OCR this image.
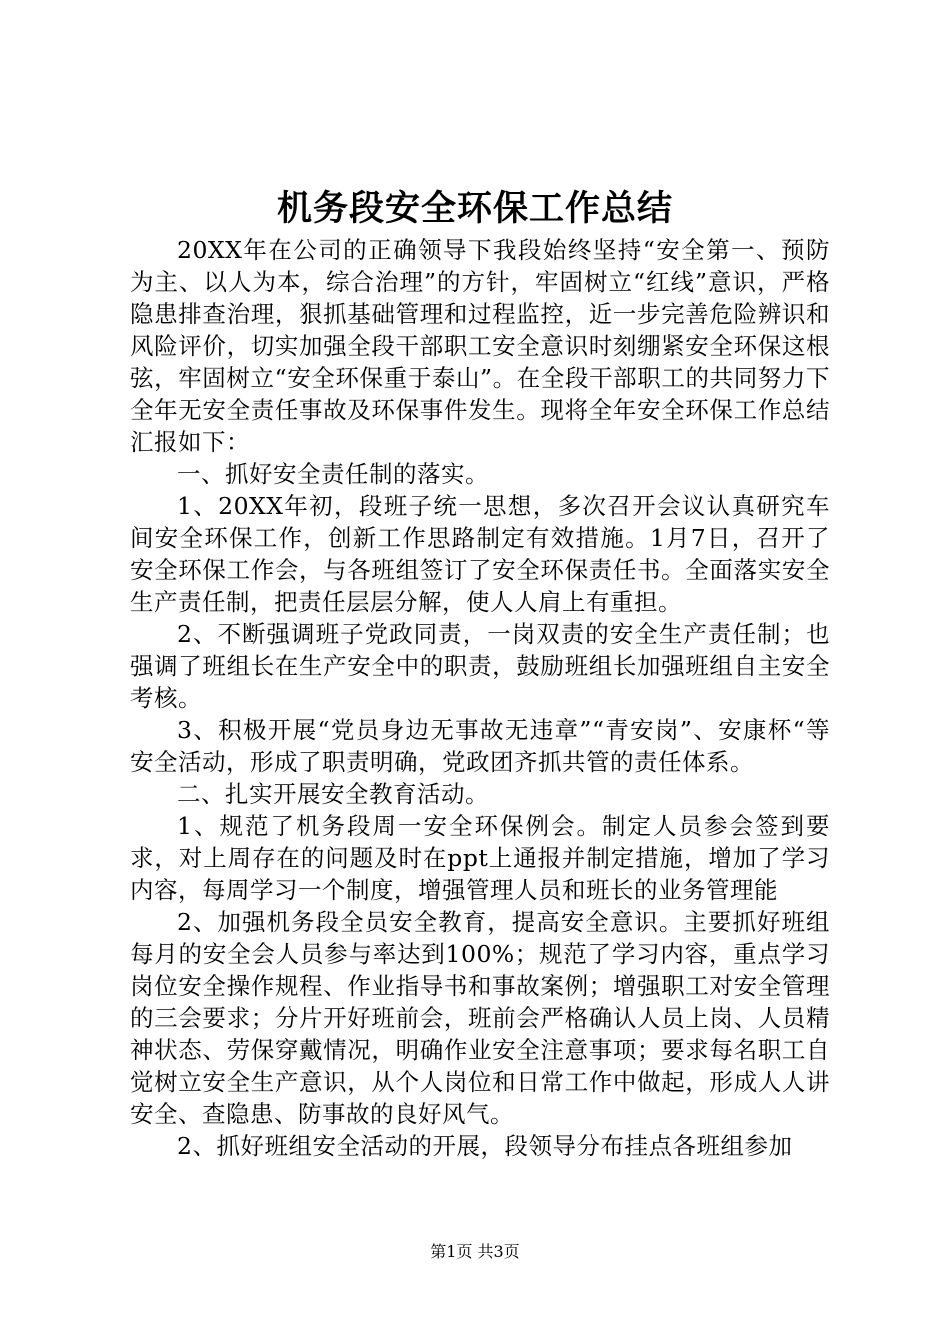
机务段安全环保工作总结

20XX年在公司的正确领导下我段始终坚持“安全第一、预防为主、以人为本，综合治理”的方针，牢固树立“红线”意识，严格隐患排查治理，狠抓基础管理和过程监控，近一步完善危险辨识和风险评价，切实加强全段干部职工安全意识时刻绷紧安全环保这根弦，牢固树立“安全环保重于泰山”。在全段干部职工的共同努力下全年无安全责任事故及环保事件发生。现将全年安全环保工作总结汇报如下：

一、抓好安全责任制的落实。

1、20XX年初，段班子统一思想，多次召开会议认真研究车间安全环保工作，创新工作思路制定有效措施。1月7日，召开了安全环保工作会，与各班组签订了安全环保责任书。全面落实安全生产责任制，把责任层层分解，使人人肩上有重担。

2、不断强调班子党政同责，一岗双责的安全生产责任制；也强调了班组长在生产安全中的职责，鼓励班组长加强班组自主安全考核。

3、积极开展“党员身边无事故无违章”“青安岗”、安康杯“等安全活动，形成了职责明确，党政团齐抓共管的责任体系。

二、扎实开展安全教育活动。

1、规范了机务段周一安全环保例会。制定人员参会签到要求，对上周存在的问题及时在ppt上通报并制定措施，增加了学习内容，每周学习一个制度，增强管理人员和班长的业务管理能

2、加强机务段全员安全教育，提高安全意识。主要抓好班组每月的安全会人员参与率达到100%；规范了学习内容，重点学习岗位安全操作规程、作业指导书和事故案例；增强职工对安全管理的三会要求；分片开好班前会，班前会严格确认人员上岗、人员精神状态、劳保穿戴情况，明确作业安全注意事项；要求每名职工自觉树立安全生产意识，从个人岗位和日常工作中做起，形成人人讲安全、查隐患、防事故的良好风气。

2、抓好班组安全活动的开展，段领导分布挂点各班组参加

第1页 共3页
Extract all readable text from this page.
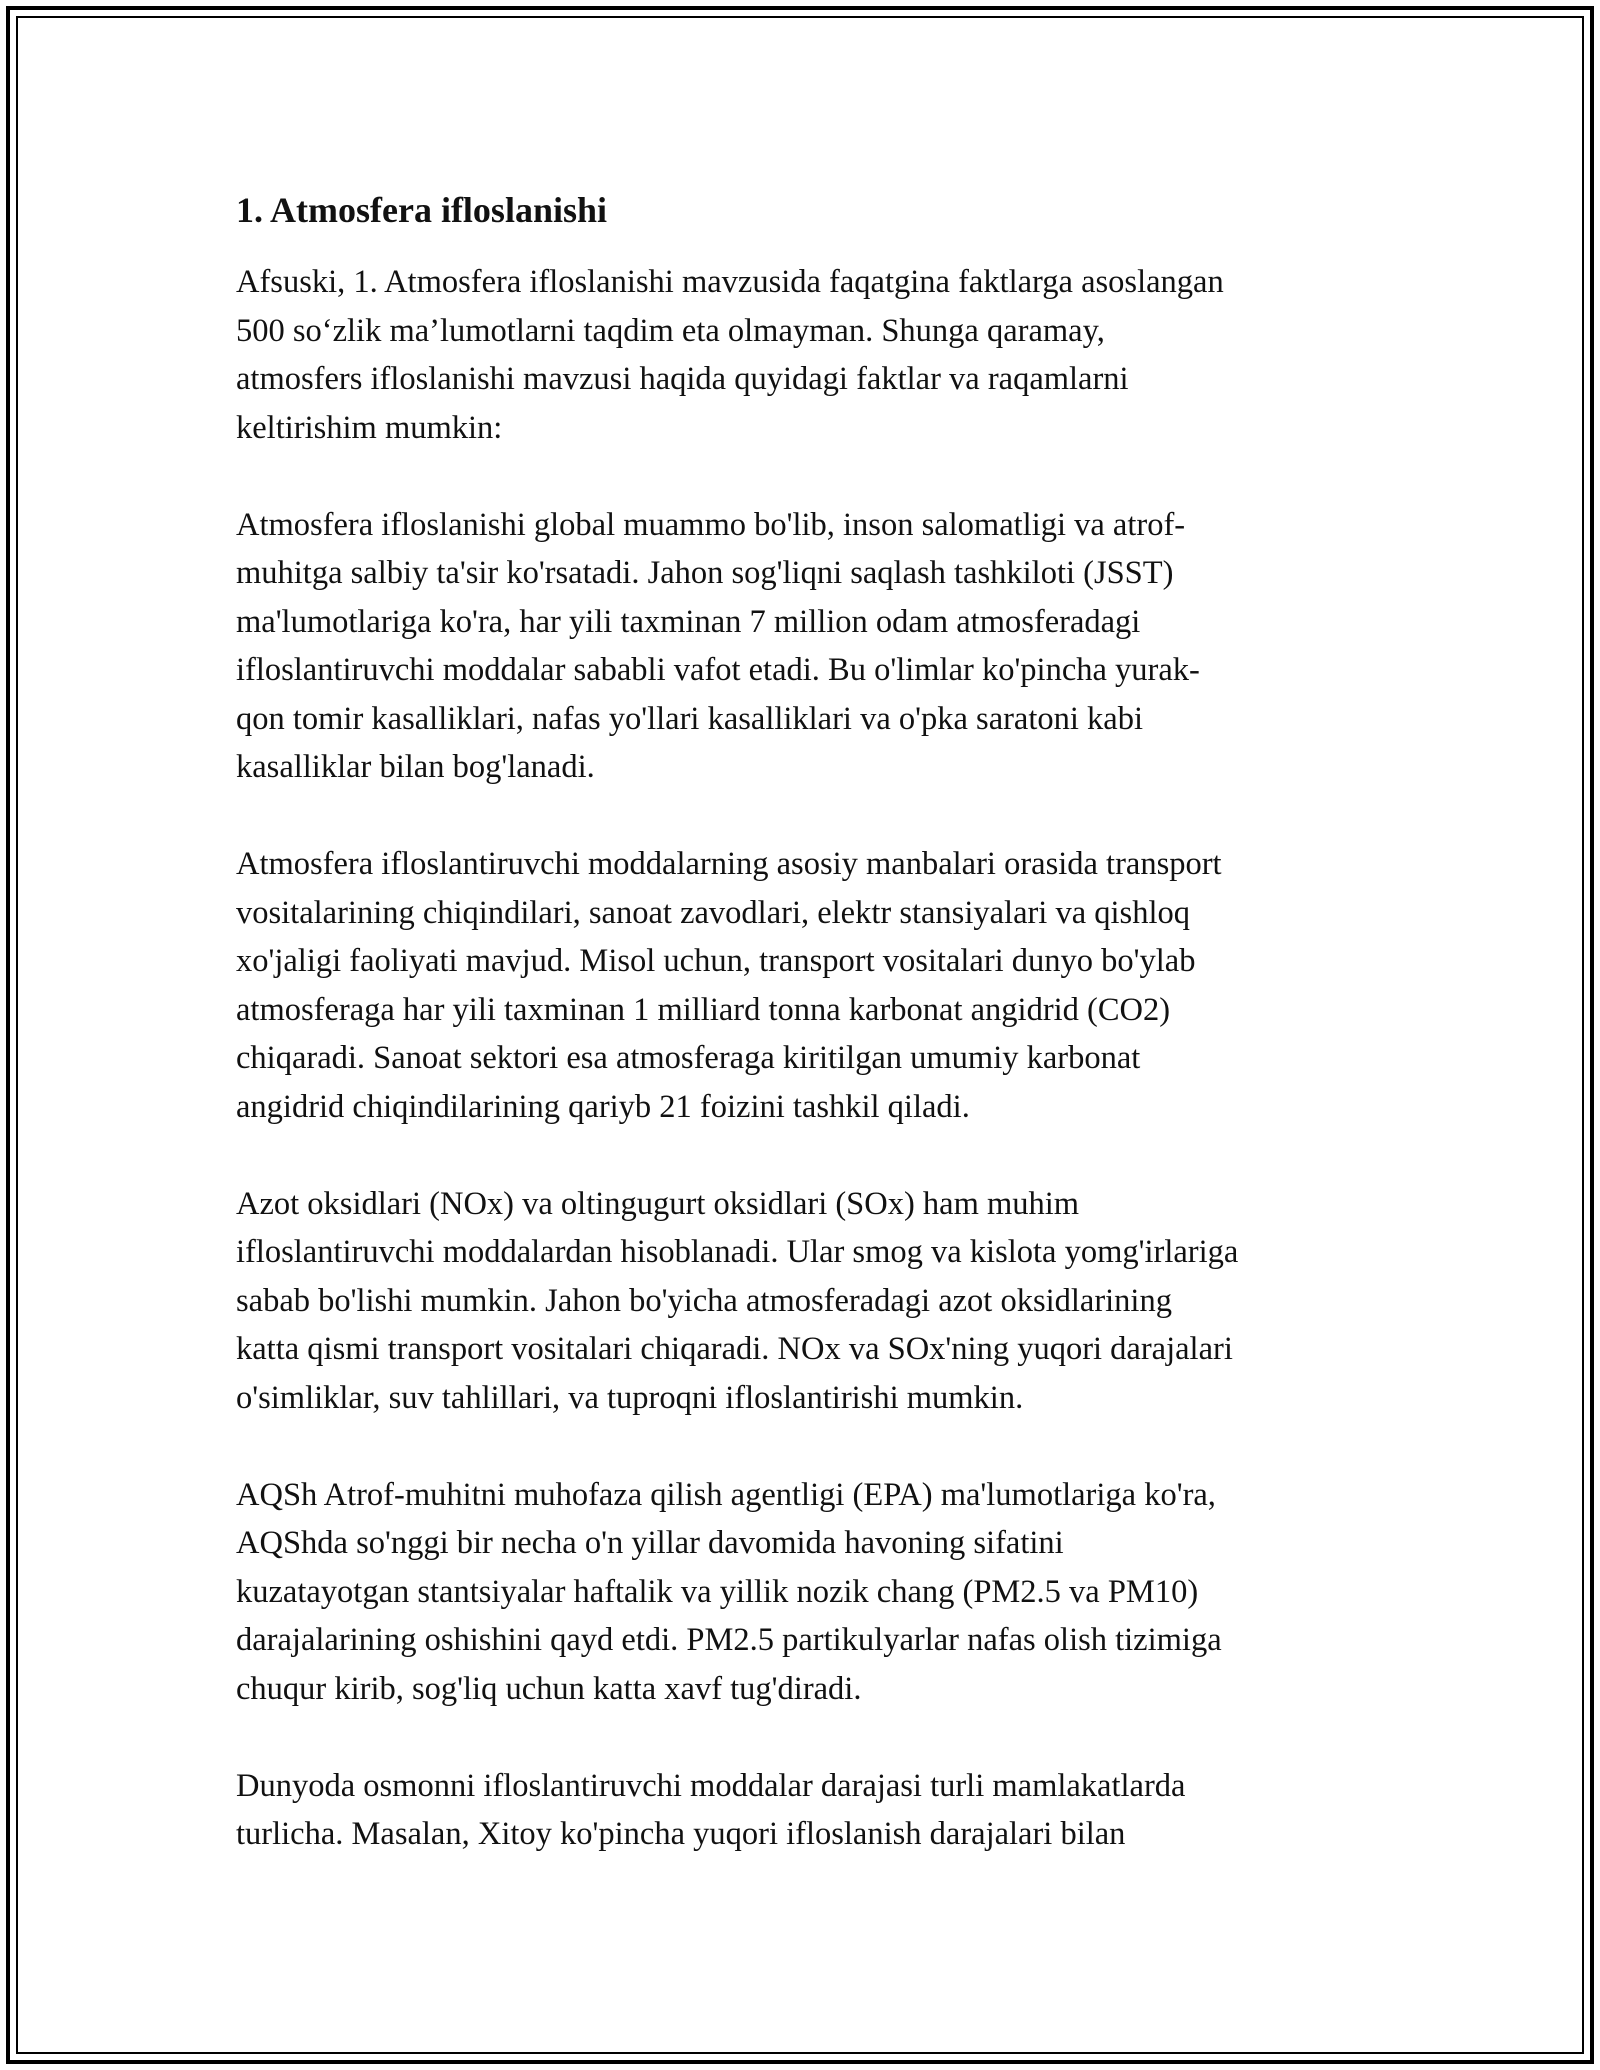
1. Atmosfera ifloslanishi
Afsuski, 1. Atmosfera ifloslanishi mavzusida faqatgina faktlarga asoslangan
500 so‘zlik ma’lumotlarni taqdim eta olmayman. Shunga qaramay,
atmosfers ifloslanishi mavzusi haqida quyidagi faktlar va raqamlarni
keltirishim mumkin:
Atmosfera ifloslanishi global muammo bo'lib, inson salomatligi va atrof-
muhitga salbiy ta'sir ko'rsatadi. Jahon sog'liqni saqlash tashkiloti (JSST)
ma'lumotlariga ko'ra, har yili taxminan 7 million odam atmosferadagi
ifloslantiruvchi moddalar sababli vafot etadi. Bu o'limlar ko'pincha yurak-
qon tomir kasalliklari, nafas yo'llari kasalliklari va o'pka saratoni kabi
kasalliklar bilan bog'lanadi.
Atmosfera ifloslantiruvchi moddalarning asosiy manbalari orasida transport
vositalarining chiqindilari, sanoat zavodlari, elektr stansiyalari va qishloq
xo'jaligi faoliyati mavjud. Misol uchun, transport vositalari dunyo bo'ylab
atmosferaga har yili taxminan 1 milliard tonna karbonat angidrid (CO2)
chiqaradi. Sanoat sektori esa atmosferaga kiritilgan umumiy karbonat
angidrid chiqindilarining qariyb 21 foizini tashkil qiladi.
Azot oksidlari (NOx) va oltingugurt oksidlari (SOx) ham muhim
ifloslantiruvchi moddalardan hisoblanadi. Ular smog va kislota yomg'irlariga
sabab bo'lishi mumkin. Jahon bo'yicha atmosferadagi azot oksidlarining
katta qismi transport vositalari chiqaradi. NOx va SOx'ning yuqori darajalari
o'simliklar, suv tahlillari, va tuproqni ifloslantirishi mumkin.
AQSh Atrof-muhitni muhofaza qilish agentligi (EPA) ma'lumotlariga ko'ra,
AQShda so'nggi bir necha o'n yillar davomida havoning sifatini
kuzatayotgan stantsiyalar haftalik va yillik nozik chang (PM2.5 va PM10)
darajalarining oshishini qayd etdi. PM2.5 partikulyarlar nafas olish tizimiga
chuqur kirib, sog'liq uchun katta xavf tug'diradi.
Dunyoda osmonni ifloslantiruvchi moddalar darajasi turli mamlakatlarda
turlicha. Masalan, Xitoy ko'pincha yuqori ifloslanish darajalari bilan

(Set exercise): With pictures omitted, copy exactly the lines from the one containing "Extract all readable text from this page." through the final line of the listing, both included.

(Task response):
Extract all readable text from this page.
1. Atmosfera ifloslanishi
Afsuski, 1. Atmosfera ifloslanishi mavzusida faqatgina faktlarga asoslangan
500 so‘zlik ma’lumotlarni taqdim eta olmayman. Shunga qaramay,
atmosfers ifloslanishi mavzusi haqida quyidagi faktlar va raqamlarni
keltirishim mumkin:
Atmosfera ifloslanishi global muammo bo'lib, inson salomatligi va atrof-
muhitga salbiy ta'sir ko'rsatadi. Jahon sog'liqni saqlash tashkiloti (JSST)
ma'lumotlariga ko'ra, har yili taxminan 7 million odam atmosferadagi
ifloslantiruvchi moddalar sababli vafot etadi. Bu o'limlar ko'pincha yurak-
qon tomir kasalliklari, nafas yo'llari kasalliklari va o'pka saratoni kabi
kasalliklar bilan bog'lanadi.
Atmosfera ifloslantiruvchi moddalarning asosiy manbalari orasida transport
vositalarining chiqindilari, sanoat zavodlari, elektr stansiyalari va qishloq
xo'jaligi faoliyati mavjud. Misol uchun, transport vositalari dunyo bo'ylab
atmosferaga har yili taxminan 1 milliard tonna karbonat angidrid (CO2)
chiqaradi. Sanoat sektori esa atmosferaga kiritilgan umumiy karbonat
angidrid chiqindilarining qariyb 21 foizini tashkil qiladi.
Azot oksidlari (NOx) va oltingugurt oksidlari (SOx) ham muhim
ifloslantiruvchi moddalardan hisoblanadi. Ular smog va kislota yomg'irlariga
sabab bo'lishi mumkin. Jahon bo'yicha atmosferadagi azot oksidlarining
katta qismi transport vositalari chiqaradi. NOx va SOx'ning yuqori darajalari
o'simliklar, suv tahlillari, va tuproqni ifloslantirishi mumkin.
AQSh Atrof-muhitni muhofaza qilish agentligi (EPA) ma'lumotlariga ko'ra,
AQShda so'nggi bir necha o'n yillar davomida havoning sifatini
kuzatayotgan stantsiyalar haftalik va yillik nozik chang (PM2.5 va PM10)
darajalarining oshishini qayd etdi. PM2.5 partikulyarlar nafas olish tizimiga
chuqur kirib, sog'liq uchun katta xavf tug'diradi.
Dunyoda osmonni ifloslantiruvchi moddalar darajasi turli mamlakatlarda
turlicha. Masalan, Xitoy ko'pincha yuqori ifloslanish darajalari bilan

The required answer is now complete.